* _Brief_: Restate the full listing word for word and leave the pictures out.
━━ Provided records ━━
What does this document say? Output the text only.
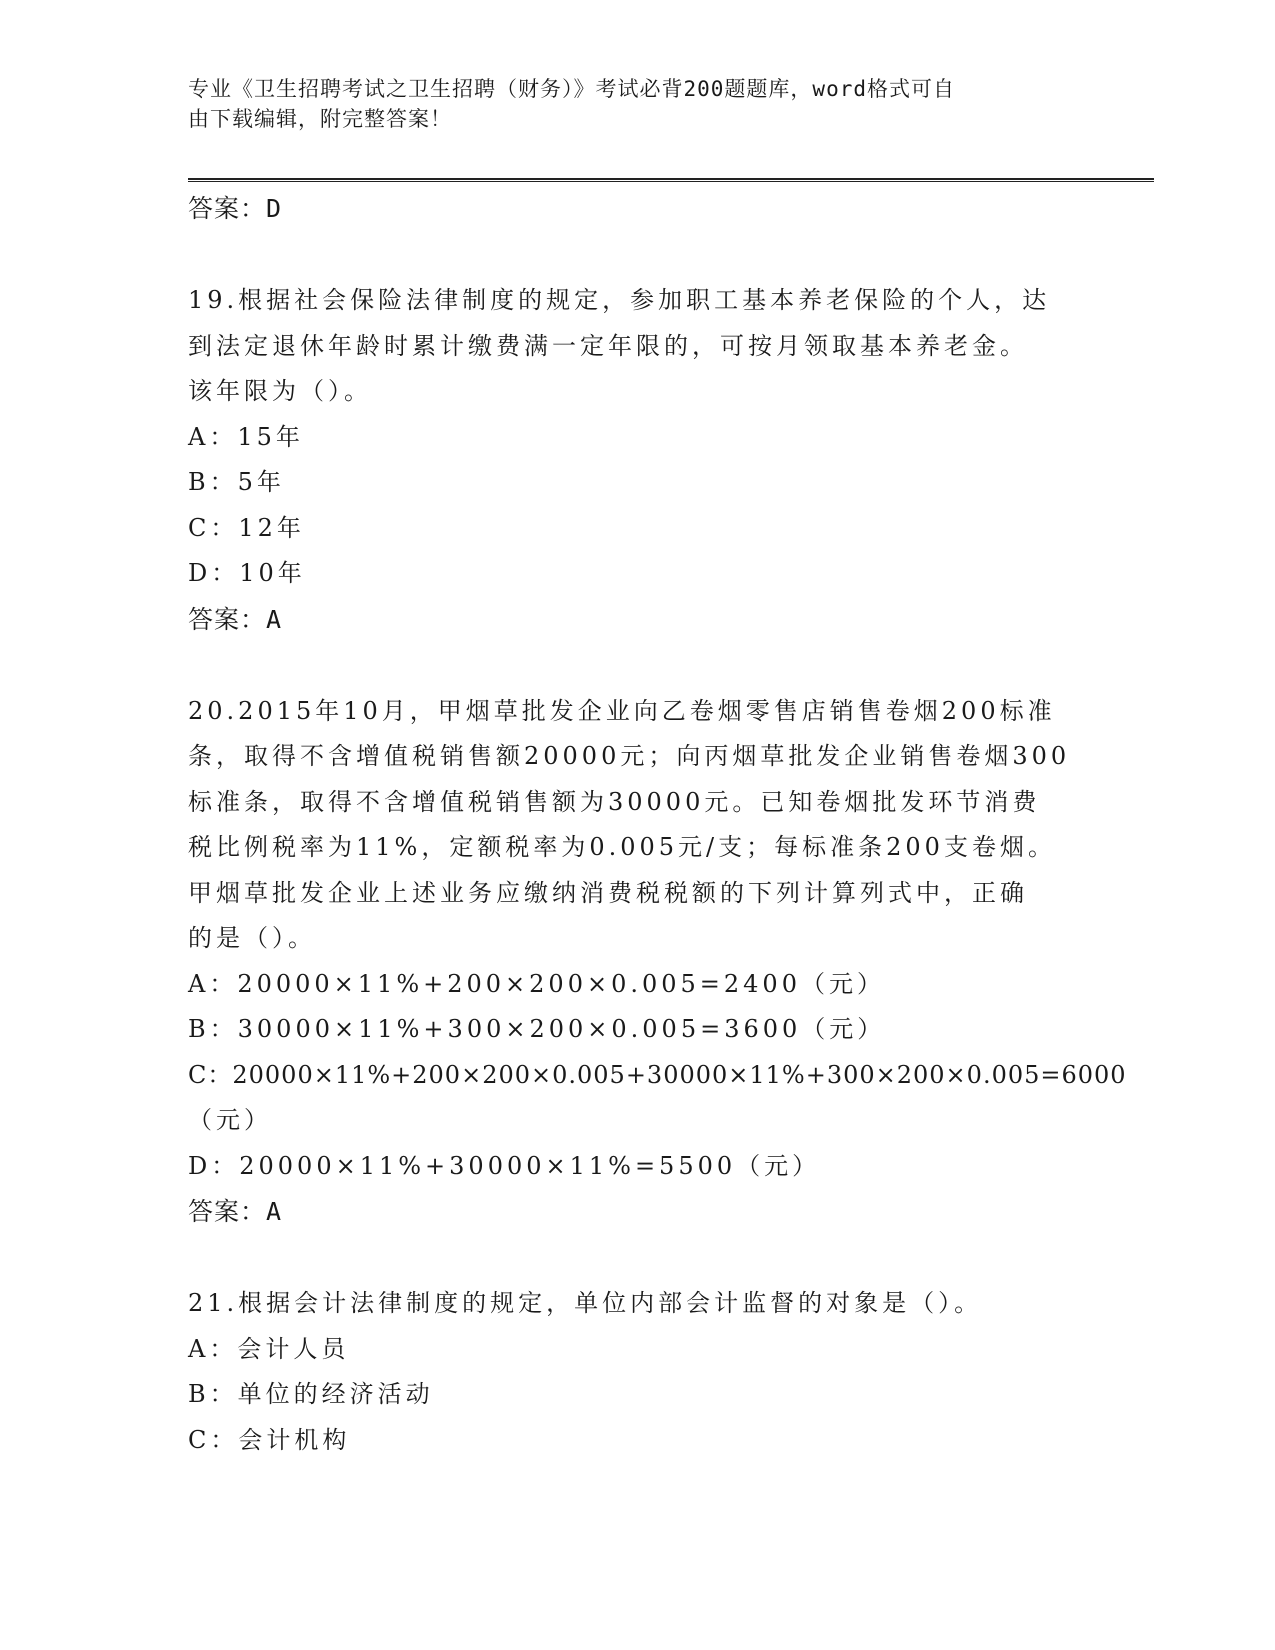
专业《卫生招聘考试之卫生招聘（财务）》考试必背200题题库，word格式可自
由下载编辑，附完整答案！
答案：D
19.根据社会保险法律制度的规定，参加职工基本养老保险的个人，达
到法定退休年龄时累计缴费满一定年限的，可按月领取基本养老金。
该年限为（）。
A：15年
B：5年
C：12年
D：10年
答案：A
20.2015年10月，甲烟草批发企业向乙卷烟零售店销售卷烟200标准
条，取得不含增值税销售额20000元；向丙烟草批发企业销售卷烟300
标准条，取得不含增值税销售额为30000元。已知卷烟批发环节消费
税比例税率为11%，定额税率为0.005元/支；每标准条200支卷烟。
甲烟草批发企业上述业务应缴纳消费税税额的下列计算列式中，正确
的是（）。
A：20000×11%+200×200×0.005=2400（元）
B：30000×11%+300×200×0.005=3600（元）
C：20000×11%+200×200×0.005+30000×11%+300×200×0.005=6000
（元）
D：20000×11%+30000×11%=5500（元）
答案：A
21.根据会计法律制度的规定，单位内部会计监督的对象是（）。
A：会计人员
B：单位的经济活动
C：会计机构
━━━
* _Task answer_:
What does this document say? Output the text only.
专业《卫生招聘考试之卫生招聘（财务）》考试必背200题题库，word格式可自
由下载编辑，附完整答案！
答案：D
19.根据社会保险法律制度的规定，参加职工基本养老保险的个人，达
到法定退休年龄时累计缴费满一定年限的，可按月领取基本养老金。
该年限为（）。
A：15年
B：5年
C：12年
D：10年
答案：A
20.2015年10月，甲烟草批发企业向乙卷烟零售店销售卷烟200标准
条，取得不含增值税销售额20000元；向丙烟草批发企业销售卷烟300
标准条，取得不含增值税销售额为30000元。已知卷烟批发环节消费
税比例税率为11%，定额税率为0.005元/支；每标准条200支卷烟。
甲烟草批发企业上述业务应缴纳消费税税额的下列计算列式中，正确
的是（）。
A：20000×11%+200×200×0.005=2400（元）
B：30000×11%+300×200×0.005=3600（元）
C：20000×11%+200×200×0.005+30000×11%+300×200×0.005=6000
（元）
D：20000×11%+30000×11%=5500（元）
答案：A
21.根据会计法律制度的规定，单位内部会计监督的对象是（）。
A：会计人员
B：单位的经济活动
C：会计机构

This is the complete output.